== Your instructions ==
Find all lines in the listing that include the word "image", then copy them.

Begin

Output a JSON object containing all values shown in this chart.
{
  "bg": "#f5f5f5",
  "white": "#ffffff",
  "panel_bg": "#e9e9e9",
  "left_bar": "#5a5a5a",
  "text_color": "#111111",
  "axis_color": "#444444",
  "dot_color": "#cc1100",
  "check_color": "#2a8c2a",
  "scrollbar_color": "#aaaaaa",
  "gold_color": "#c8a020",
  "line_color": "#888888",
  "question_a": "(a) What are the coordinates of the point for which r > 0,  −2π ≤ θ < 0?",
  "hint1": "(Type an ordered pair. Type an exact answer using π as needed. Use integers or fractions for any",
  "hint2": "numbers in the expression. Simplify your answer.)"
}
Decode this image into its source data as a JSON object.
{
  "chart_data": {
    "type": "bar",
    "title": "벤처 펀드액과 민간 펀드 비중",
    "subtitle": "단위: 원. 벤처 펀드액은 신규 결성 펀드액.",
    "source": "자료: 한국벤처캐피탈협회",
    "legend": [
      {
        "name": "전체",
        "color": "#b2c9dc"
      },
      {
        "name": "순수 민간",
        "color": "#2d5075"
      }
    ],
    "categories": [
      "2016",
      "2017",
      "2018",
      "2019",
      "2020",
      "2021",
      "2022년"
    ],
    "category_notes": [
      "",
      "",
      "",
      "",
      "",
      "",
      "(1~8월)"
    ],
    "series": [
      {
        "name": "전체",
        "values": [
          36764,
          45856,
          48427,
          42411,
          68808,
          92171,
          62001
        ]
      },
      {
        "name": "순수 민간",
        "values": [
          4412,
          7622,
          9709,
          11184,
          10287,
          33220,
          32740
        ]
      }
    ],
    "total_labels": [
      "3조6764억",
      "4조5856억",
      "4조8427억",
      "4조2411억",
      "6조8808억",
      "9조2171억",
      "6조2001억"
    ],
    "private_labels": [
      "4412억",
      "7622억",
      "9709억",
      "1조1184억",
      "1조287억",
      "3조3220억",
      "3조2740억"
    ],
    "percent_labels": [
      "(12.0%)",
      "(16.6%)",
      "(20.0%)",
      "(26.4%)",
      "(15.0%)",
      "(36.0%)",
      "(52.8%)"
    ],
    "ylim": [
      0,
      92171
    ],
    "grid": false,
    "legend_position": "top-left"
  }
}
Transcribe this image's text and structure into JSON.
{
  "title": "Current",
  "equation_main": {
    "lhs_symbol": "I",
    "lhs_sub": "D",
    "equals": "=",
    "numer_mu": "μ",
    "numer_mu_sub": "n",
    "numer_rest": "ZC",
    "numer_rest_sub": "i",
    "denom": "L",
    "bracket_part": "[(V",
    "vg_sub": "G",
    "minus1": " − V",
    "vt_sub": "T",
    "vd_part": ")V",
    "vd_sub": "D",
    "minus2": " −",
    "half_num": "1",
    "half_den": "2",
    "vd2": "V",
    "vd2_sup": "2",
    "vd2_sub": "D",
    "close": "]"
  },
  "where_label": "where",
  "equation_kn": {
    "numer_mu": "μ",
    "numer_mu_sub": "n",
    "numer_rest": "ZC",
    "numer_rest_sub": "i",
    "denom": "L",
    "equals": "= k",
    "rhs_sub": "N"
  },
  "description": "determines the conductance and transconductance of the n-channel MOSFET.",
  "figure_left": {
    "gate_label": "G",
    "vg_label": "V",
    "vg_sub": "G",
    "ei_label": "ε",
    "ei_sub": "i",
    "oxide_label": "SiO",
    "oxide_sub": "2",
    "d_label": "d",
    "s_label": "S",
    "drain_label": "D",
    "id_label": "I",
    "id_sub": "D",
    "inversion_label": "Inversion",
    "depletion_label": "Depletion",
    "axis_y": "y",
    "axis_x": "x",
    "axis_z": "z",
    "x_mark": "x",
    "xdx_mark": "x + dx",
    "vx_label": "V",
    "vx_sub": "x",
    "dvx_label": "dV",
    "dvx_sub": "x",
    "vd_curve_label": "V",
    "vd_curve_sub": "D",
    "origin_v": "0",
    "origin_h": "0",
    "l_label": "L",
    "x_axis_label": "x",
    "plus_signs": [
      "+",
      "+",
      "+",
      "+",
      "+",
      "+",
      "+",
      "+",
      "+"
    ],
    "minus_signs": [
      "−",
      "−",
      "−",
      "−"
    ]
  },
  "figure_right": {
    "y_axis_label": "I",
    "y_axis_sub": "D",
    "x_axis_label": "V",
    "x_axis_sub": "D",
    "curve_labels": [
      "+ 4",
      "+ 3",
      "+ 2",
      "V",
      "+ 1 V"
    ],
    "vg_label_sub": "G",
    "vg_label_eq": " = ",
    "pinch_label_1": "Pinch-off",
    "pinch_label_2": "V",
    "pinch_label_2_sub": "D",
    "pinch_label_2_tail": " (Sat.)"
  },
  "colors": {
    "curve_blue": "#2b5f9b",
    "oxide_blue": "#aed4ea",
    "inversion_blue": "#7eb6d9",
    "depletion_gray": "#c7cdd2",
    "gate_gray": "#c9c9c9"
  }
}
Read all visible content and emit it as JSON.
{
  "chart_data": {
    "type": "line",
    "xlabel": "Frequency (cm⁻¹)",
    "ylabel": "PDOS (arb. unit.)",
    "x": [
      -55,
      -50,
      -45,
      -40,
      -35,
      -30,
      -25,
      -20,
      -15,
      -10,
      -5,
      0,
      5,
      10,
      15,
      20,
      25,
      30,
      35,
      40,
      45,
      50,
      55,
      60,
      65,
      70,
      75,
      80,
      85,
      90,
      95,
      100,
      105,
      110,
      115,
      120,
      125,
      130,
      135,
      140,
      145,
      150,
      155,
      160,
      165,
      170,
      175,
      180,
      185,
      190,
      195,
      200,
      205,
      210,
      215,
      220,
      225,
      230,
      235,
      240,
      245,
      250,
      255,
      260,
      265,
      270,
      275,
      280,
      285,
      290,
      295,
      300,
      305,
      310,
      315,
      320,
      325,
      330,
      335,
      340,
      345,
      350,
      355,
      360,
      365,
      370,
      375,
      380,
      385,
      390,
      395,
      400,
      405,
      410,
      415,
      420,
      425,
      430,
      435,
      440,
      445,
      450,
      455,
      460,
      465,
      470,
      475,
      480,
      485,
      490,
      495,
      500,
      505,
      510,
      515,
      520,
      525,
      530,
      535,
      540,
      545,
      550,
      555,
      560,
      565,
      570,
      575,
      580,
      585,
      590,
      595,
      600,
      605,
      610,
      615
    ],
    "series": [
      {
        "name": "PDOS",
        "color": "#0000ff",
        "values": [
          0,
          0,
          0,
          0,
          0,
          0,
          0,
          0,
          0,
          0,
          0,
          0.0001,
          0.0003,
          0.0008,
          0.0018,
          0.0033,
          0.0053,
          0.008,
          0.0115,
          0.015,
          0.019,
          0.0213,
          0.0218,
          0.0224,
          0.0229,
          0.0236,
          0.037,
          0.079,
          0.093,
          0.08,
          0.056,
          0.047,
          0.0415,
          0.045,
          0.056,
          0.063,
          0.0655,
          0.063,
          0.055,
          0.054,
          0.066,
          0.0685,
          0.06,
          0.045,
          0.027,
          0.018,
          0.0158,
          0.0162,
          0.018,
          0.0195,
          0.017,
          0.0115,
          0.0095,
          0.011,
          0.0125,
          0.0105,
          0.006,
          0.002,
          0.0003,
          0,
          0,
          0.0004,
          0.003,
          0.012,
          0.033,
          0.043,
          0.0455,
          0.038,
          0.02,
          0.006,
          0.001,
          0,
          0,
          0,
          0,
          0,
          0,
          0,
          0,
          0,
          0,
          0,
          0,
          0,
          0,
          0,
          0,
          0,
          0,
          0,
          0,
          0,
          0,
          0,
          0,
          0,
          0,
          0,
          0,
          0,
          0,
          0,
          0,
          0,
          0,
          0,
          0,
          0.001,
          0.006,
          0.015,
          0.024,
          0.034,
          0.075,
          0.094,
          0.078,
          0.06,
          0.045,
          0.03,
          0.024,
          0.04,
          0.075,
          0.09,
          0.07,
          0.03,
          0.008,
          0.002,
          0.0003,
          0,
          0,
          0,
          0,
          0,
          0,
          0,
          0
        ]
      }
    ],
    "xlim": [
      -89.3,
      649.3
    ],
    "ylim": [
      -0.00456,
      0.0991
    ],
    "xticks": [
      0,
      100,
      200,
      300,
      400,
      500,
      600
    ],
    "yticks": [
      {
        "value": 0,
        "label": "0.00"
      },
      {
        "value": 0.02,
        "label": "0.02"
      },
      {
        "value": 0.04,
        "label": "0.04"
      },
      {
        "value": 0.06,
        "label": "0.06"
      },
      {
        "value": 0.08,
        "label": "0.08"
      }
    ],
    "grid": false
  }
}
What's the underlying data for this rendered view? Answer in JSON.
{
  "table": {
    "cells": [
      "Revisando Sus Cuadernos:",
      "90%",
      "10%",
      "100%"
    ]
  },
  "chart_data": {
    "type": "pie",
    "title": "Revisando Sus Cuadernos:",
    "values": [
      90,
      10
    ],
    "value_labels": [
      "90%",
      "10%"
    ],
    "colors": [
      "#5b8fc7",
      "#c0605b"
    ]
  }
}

End

== Final result ==
Decode this image into its source data as a JSON object.
Transcribe this image's text and structure into JSON.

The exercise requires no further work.